___ Фрагмент страницы ___

Читаем О нас – наискосок полностью

Любопытны обстоятельства, при которых мне был преподан наглядный урок на эту тему. Я привыкла еще со школы, что много работать — это нормальное состояние. Однако как в школе, так и в университете объем работы был в основном задан извне. Вопрос о том, сколько же надо, сколько должно работать, возник, когда я стала сотрудником Института языкознания Академии наук. Наш шеф и учитель А. А. Реформатский предоставлял нам полную свободу. То, что своей работе можно было отдавать весь день, а не только вечер, как это приходилось делать многим в предшествующие годы, все мы воспринимали как подарок судьбы.

Бывали, однако, периоды, когда мне не очень ясно было, как двигаться дальше. Иногда просто хотелось взять с утра лыжи и закатиться куда-нибудь в лес. Да и вообще мне хотелось много разного: бродить по городу, когда цветут липы, праздновать масленицу, научиться печь пироги, читать романы по-английски и книги о постимпрессионизме по-французски. Всему этому я время от времени предавалась. Само собой, у меня была семья и соответствующие обязанности. Однако, если я по нескольку дней подряд не работала, то возникало какое-то странное ощущение провалов во времени и неясная досада.

Откуда-то явилось решение: садиться ежедневно за письменный стол в десять утра и сидеть до двух, вне зависимости от того, «получается» или нет. Если совершенно ничего не удавалось, я читала научную классику. В два часа я вставала из-за стола «с сознанием исполненного долга». Разумеется, я забывала о времени, если работа шла. К сожалению, хорошим здоровьем я не отличалась и если писала, то четыре машинописные страницы были пределом моих физических возможностей. Так прошло несколько лет, в течение которых я защитила кандидатскую диссертацию, написала книгу и несколько больших статей. Оказалось, что четыре-пять часов каждое утро без выходных — это не так уж и мало.

___ Строки ___

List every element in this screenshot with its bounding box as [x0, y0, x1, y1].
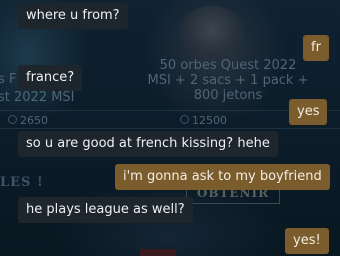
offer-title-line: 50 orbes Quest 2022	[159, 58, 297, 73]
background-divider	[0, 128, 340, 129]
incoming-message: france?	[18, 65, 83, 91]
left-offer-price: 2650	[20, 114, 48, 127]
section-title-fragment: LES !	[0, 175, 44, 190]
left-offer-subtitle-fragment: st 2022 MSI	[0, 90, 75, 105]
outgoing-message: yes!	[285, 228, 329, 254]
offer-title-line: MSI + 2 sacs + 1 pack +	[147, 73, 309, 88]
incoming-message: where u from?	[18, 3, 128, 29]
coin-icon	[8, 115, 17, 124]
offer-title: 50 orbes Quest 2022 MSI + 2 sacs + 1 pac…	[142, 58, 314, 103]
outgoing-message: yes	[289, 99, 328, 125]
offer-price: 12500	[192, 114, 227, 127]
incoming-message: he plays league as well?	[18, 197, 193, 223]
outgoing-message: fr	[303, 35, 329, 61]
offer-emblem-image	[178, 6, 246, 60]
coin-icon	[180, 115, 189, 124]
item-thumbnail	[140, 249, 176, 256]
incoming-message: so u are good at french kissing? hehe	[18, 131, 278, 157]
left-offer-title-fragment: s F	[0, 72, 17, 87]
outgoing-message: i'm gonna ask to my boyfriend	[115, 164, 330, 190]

___
___ Строки ___

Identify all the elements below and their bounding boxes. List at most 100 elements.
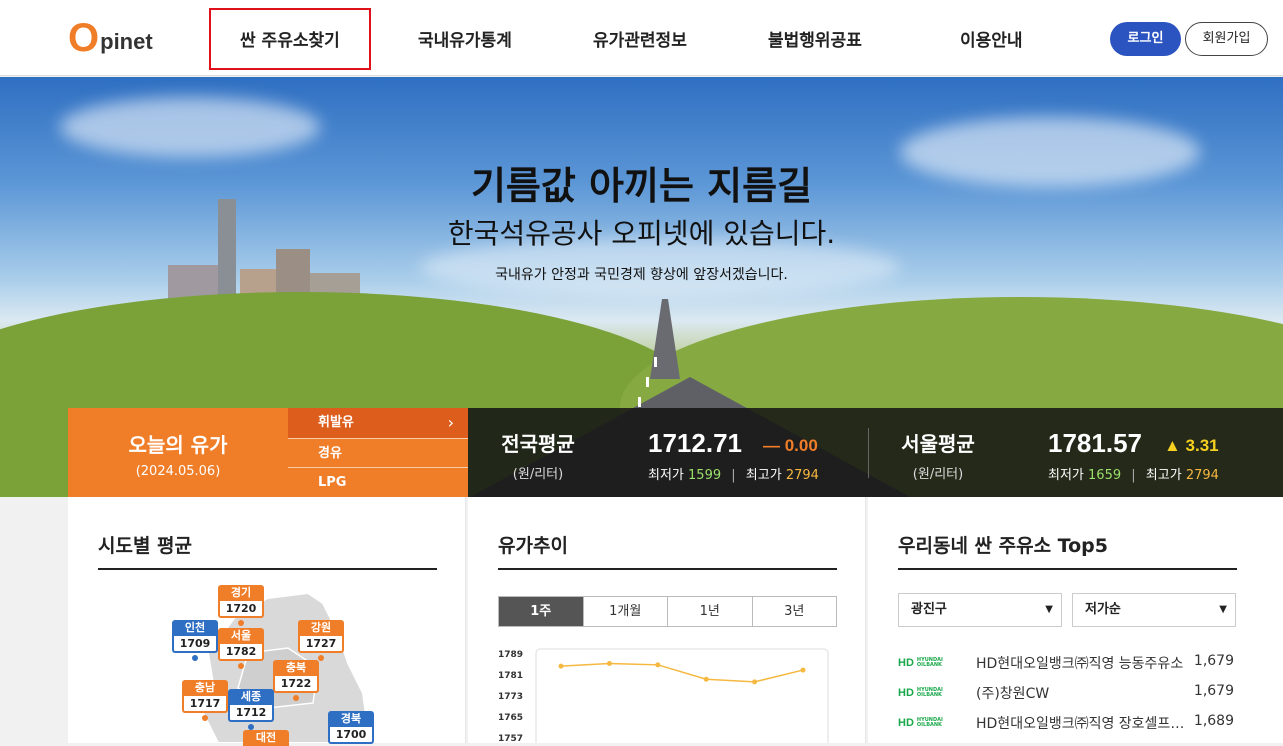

___

Короткое задание 1 »
Верны ли по отрывку о распорядке работы три утверждения: (а) А. А. Реформатский давал сотрудникам полную свободу; (б) автор садился за письменный стол в девять утра; (в) когда ничего не удавалось, автор читал научную классику? Ответьте на каждое «да» или «нет» и дословно приведите решающие слова отрывка.
Короткое задание 2 »
Продолжите отрывок о распорядке работы, начав сразу после его последней фразы.
Строки здесь ни для чего не понадобятся.

Итоговый ответ 1 »
(а) Да: «Наш шеф и учитель А. А. Реформатский предоставлял нам полную свободу».
(б) Нет: «садиться ежедневно за письменный стол в десять утра и сидеть до двух».
(в) Да: «Если совершенно ничего не удавалось, я читала научную классику».

Итоговый ответ 2 »
Весной 1964 года в Москву из Стокгольма приехал мой знакомый Ларс Эрнстер, биохимик с мировым именем. Ему тогда было сорок четыре года. В одну из наших встреч он поинтересовался моей зарплатой и был поражен ее мизерностью. Я же спросила его, что он любит читать, и, в свою очередь, была поражена ответом. «Знаете, — сказал он, — после четырнадцати часов за микроскопом…» Оказалось, что это его норма и что даже в воскресенье он часто заезжает в свою лабораторию. А сколько я работаю? Услышав, что часа четыре-пять, но тоже без выходных, он ответил мне репликой, которую я запомнила буквально: «Да вы даже своей грошовой зарплаты не заслуживаете!» Зарплата, конечно, была ни при чем. Просто моему собеседнику сама ситуация показалась абсурдной: если молодая женщина работает так мало, то ее место вовсе не в науке. В таком случае, зачем же себя мучить?

Но я отнюдь не мучила себя. Напротив того, я испытывала от своих занятий совершенно непосредственное удовольствие!

Следующая наша встреча произошла через 26 лет в его доме в Стокгольме. Я сказала: «Ну, теперь я тоже… правда, не четырнадцать, но иногда десять». А он ответил: «Ты извини, я должен после ужина хотя бы часов до трех (ночи — Р. Ф.) поработать». Мой друг был экспериментатором. Поэтому для него так же необходимо и естественно было работать 14 часов, как для меня в свое время — пять. Эксперимент не может идти быстрее, чем это позволяет природа вещей. Так что когда и я стала экспериментатором, то оказалось, что сколько ни работай — все мало. Те же, кто не связан с экспериментальными процедурами, обычно работают меньше — если, разумеется, учитывать лишь время, проведенное за письменным столом.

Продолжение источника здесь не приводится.